**RECORDS TO PROCESS**
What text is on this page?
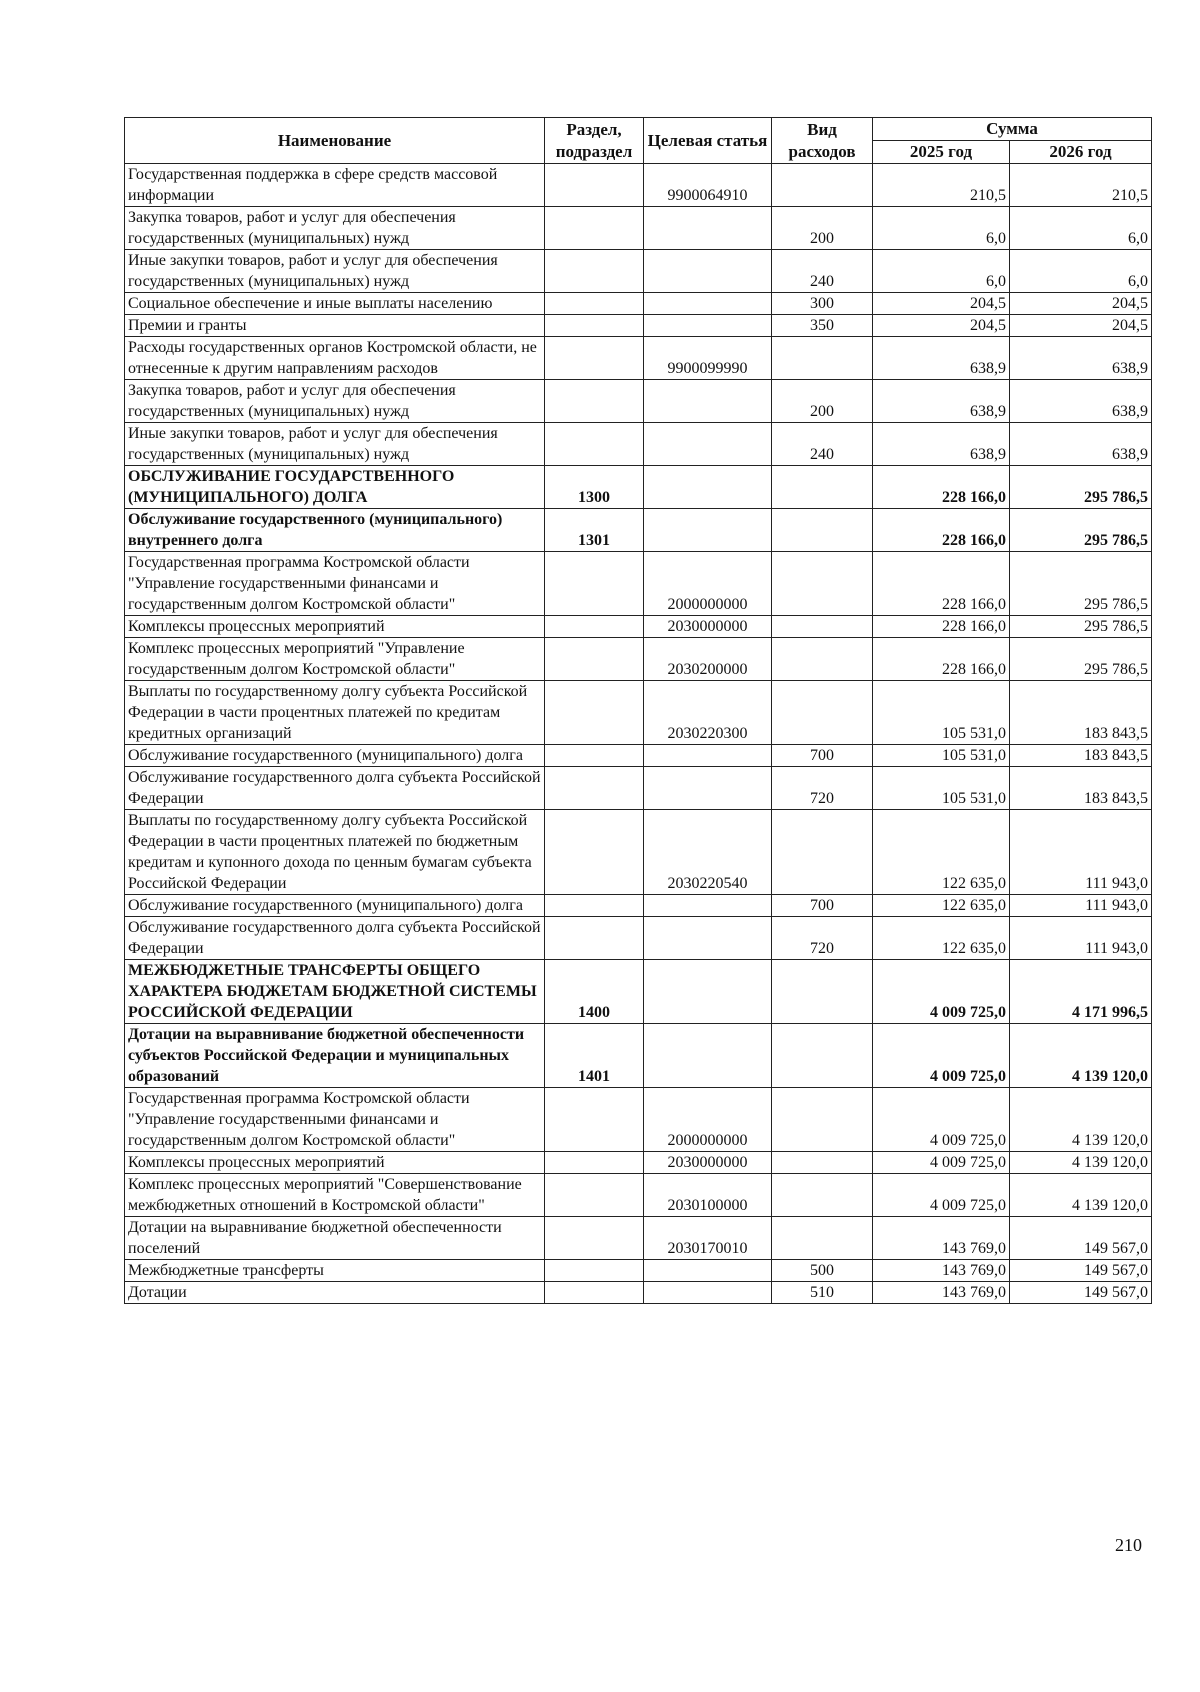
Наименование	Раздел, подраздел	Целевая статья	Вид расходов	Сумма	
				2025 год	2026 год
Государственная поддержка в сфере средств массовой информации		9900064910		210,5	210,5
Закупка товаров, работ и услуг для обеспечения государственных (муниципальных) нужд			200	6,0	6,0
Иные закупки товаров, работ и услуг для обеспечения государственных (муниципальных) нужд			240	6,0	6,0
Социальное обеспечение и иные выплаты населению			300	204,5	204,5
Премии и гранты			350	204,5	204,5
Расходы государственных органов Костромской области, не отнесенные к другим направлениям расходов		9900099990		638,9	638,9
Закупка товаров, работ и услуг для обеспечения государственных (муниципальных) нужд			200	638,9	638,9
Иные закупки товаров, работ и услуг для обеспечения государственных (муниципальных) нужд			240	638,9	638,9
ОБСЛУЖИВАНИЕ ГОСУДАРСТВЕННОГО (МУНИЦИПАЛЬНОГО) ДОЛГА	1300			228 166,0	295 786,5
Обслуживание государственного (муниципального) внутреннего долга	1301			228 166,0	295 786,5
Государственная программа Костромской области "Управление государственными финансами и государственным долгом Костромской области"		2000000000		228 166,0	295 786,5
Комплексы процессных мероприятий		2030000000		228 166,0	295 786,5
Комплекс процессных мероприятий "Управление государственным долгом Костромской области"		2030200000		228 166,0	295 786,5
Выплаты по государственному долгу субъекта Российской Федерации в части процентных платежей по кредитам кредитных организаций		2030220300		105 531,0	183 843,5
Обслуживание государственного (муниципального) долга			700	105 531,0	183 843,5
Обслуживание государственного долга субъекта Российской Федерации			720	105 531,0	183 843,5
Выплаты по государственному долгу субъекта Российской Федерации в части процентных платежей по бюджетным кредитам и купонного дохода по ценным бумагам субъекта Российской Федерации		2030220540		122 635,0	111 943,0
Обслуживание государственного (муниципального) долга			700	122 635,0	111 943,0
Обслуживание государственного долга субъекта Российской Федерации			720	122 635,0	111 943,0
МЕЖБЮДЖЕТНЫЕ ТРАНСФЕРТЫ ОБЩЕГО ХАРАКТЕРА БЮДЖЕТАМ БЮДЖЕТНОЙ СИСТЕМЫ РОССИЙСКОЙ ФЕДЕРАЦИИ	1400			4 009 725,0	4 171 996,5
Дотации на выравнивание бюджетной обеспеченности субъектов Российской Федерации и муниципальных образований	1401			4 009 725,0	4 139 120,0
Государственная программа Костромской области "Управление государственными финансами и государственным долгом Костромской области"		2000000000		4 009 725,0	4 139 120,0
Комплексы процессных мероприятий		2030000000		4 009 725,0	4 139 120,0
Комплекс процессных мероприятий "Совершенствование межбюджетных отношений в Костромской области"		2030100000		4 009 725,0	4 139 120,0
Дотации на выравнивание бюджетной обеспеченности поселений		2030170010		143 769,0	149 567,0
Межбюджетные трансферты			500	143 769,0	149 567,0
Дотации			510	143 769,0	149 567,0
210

**REQUIRED WORK**
Quote every entry exactly, with the pictures omitted.

**REPLY**
What text is on this page?
Наименование	Раздел, подраздел	Целевая статья	Вид расходов	Сумма	
				2025 год	2026 год
Государственная поддержка в сфере средств массовой информации		9900064910		210,5	210,5
Закупка товаров, работ и услуг для обеспечения государственных (муниципальных) нужд			200	6,0	6,0
Иные закупки товаров, работ и услуг для обеспечения государственных (муниципальных) нужд			240	6,0	6,0
Социальное обеспечение и иные выплаты населению			300	204,5	204,5
Премии и гранты			350	204,5	204,5
Расходы государственных органов Костромской области, не отнесенные к другим направлениям расходов		9900099990		638,9	638,9
Закупка товаров, работ и услуг для обеспечения государственных (муниципальных) нужд			200	638,9	638,9
Иные закупки товаров, работ и услуг для обеспечения государственных (муниципальных) нужд			240	638,9	638,9
ОБСЛУЖИВАНИЕ ГОСУДАРСТВЕННОГО (МУНИЦИПАЛЬНОГО) ДОЛГА	1300			228 166,0	295 786,5
Обслуживание государственного (муниципального) внутреннего долга	1301			228 166,0	295 786,5
Государственная программа Костромской области "Управление государственными финансами и государственным долгом Костромской области"		2000000000		228 166,0	295 786,5
Комплексы процессных мероприятий		2030000000		228 166,0	295 786,5
Комплекс процессных мероприятий "Управление государственным долгом Костромской области"		2030200000		228 166,0	295 786,5
Выплаты по государственному долгу субъекта Российской Федерации в части процентных платежей по кредитам кредитных организаций		2030220300		105 531,0	183 843,5
Обслуживание государственного (муниципального) долга			700	105 531,0	183 843,5
Обслуживание государственного долга субъекта Российской Федерации			720	105 531,0	183 843,5
Выплаты по государственному долгу субъекта Российской Федерации в части процентных платежей по бюджетным кредитам и купонного дохода по ценным бумагам субъекта Российской Федерации		2030220540		122 635,0	111 943,0
Обслуживание государственного (муниципального) долга			700	122 635,0	111 943,0
Обслуживание государственного долга субъекта Российской Федерации			720	122 635,0	111 943,0
МЕЖБЮДЖЕТНЫЕ ТРАНСФЕРТЫ ОБЩЕГО ХАРАКТЕРА БЮДЖЕТАМ БЮДЖЕТНОЙ СИСТЕМЫ РОССИЙСКОЙ ФЕДЕРАЦИИ	1400			4 009 725,0	4 171 996,5
Дотации на выравнивание бюджетной обеспеченности субъектов Российской Федерации и муниципальных образований	1401			4 009 725,0	4 139 120,0
Государственная программа Костромской области "Управление государственными финансами и государственным долгом Костромской области"		2000000000		4 009 725,0	4 139 120,0
Комплексы процессных мероприятий		2030000000		4 009 725,0	4 139 120,0
Комплекс процессных мероприятий "Совершенствование межбюджетных отношений в Костромской области"		2030100000		4 009 725,0	4 139 120,0
Дотации на выравнивание бюджетной обеспеченности поселений		2030170010		143 769,0	149 567,0
Межбюджетные трансферты			500	143 769,0	149 567,0
Дотации			510	143 769,0	149 567,0
210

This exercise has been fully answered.